Exercise instructions.
All lines below must be repeated exactly, with the pictures omitted.
-- -- --
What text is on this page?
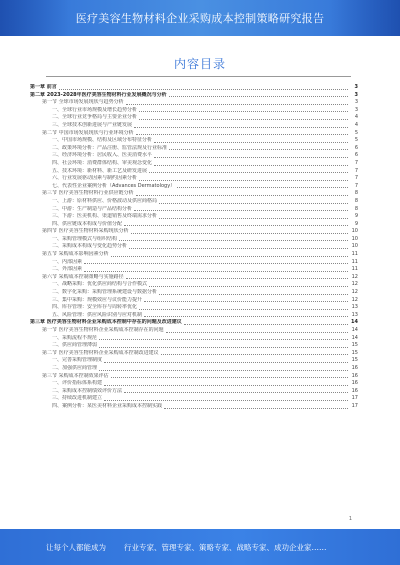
医疗美容生物材料企业采购成本控制策略研究报告
内容目录
第一章 前言	3
第二章 2023-2028年医疗美容生物材料行业发展概况与分析	3
第一节 全球市场发展现状与趋势分析	3
一、全球行业市场规模及增长趋势分析	3
二、全球行业竞争格局与主要企业分析	4
三、全球技术创新进展与产业链发展	4
第二节 中国市场发展现状与行业环境分析	5
一、中国市场规模、结构及区域分布特征分析	5
二、政策环境分析：产品注册、监管法规及行业标准	6
三、经济环境分析：居民收入、医美消费水平	6
四、社会环境：消费群体结构、审美观念变化	7
五、技术环境：新材料、新工艺及研发进展	7
六、行业发展驱动因素与制约因素分析	7
七、代表性企业案例分析（Advances Dermatology）	7
第三节 医疗美容生物材料行业供应链分析	8
一、上游：原材料供应、价格波动及供应商格局	8
二、中游：生产制造与产品结构分析	8
三、下游：医美机构、渠道销售及终端需求分析	9
四、供应链成本构成与价值分配	9
第四节 医疗美容生物材料采购现状分析	10
一、采购管理模式与组织结构	10
二、采购成本构成与变化趋势分析	10
第五节 采购成本影响因素分析	11
一、内部因素	11
二、外部因素	11
第六节 采购成本控制策略与实施路径	12
一、战略采购：优化供应商结构与合作模式	12
二、数字化采购：采购管理系统建设与数据分析	12
三、集中采购：规模效应与议价能力提升	12
四、库存管理：安全库存与周转率优化	13
五、风险管理：供应风险识别与应对机制	13
第三章 医疗美容生物材料企业采购成本控制中存在的问题及改进建议	14
第一节 医疗美容生物材料企业采购成本控制存在的问题	14
一、采购流程不规范	14
二、供应商管理薄弱	15
第二节 医疗美容生物材料企业采购成本控制改进建议	15
一、完善采购管理制度	15
二、加强供应商管理	16
第三节 采购成本控制效果评估	16
一、评价指标体系构建	16
二、采购成本控制绩效评价方法	16
三、持续改进机制建立	17
四、案例分析：某医美材料企业采购成本控制实践	17
1
让每个人都能成为 行业专家、管理专家、策略专家、战略专家、成功企业家……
-- -- --
Written response.
What text is on this page?
医疗美容生物材料企业采购成本控制策略研究报告
内容目录
第一章 前言	3
第二章 2023-2028年医疗美容生物材料行业发展概况与分析	3
第一节 全球市场发展现状与趋势分析	3
一、全球行业市场规模及增长趋势分析	3
二、全球行业竞争格局与主要企业分析	4
三、全球技术创新进展与产业链发展	4
第二节 中国市场发展现状与行业环境分析	5
一、中国市场规模、结构及区域分布特征分析	5
二、政策环境分析：产品注册、监管法规及行业标准	6
三、经济环境分析：居民收入、医美消费水平	6
四、社会环境：消费群体结构、审美观念变化	7
五、技术环境：新材料、新工艺及研发进展	7
六、行业发展驱动因素与制约因素分析	7
七、代表性企业案例分析（Advances Dermatology）	7
第三节 医疗美容生物材料行业供应链分析	8
一、上游：原材料供应、价格波动及供应商格局	8
二、中游：生产制造与产品结构分析	8
三、下游：医美机构、渠道销售及终端需求分析	9
四、供应链成本构成与价值分配	9
第四节 医疗美容生物材料采购现状分析	10
一、采购管理模式与组织结构	10
二、采购成本构成与变化趋势分析	10
第五节 采购成本影响因素分析	11
一、内部因素	11
二、外部因素	11
第六节 采购成本控制策略与实施路径	12
一、战略采购：优化供应商结构与合作模式	12
二、数字化采购：采购管理系统建设与数据分析	12
三、集中采购：规模效应与议价能力提升	12
四、库存管理：安全库存与周转率优化	13
五、风险管理：供应风险识别与应对机制	13
第三章 医疗美容生物材料企业采购成本控制中存在的问题及改进建议	14
第一节 医疗美容生物材料企业采购成本控制存在的问题	14
一、采购流程不规范	14
二、供应商管理薄弱	15
第二节 医疗美容生物材料企业采购成本控制改进建议	15
一、完善采购管理制度	15
二、加强供应商管理	16
第三节 采购成本控制效果评估	16
一、评价指标体系构建	16
二、采购成本控制绩效评价方法	16
三、持续改进机制建立	17
四、案例分析：某医美材料企业采购成本控制实践	17
1
让每个人都能成为 行业专家、管理专家、策略专家、战略专家、成功企业家……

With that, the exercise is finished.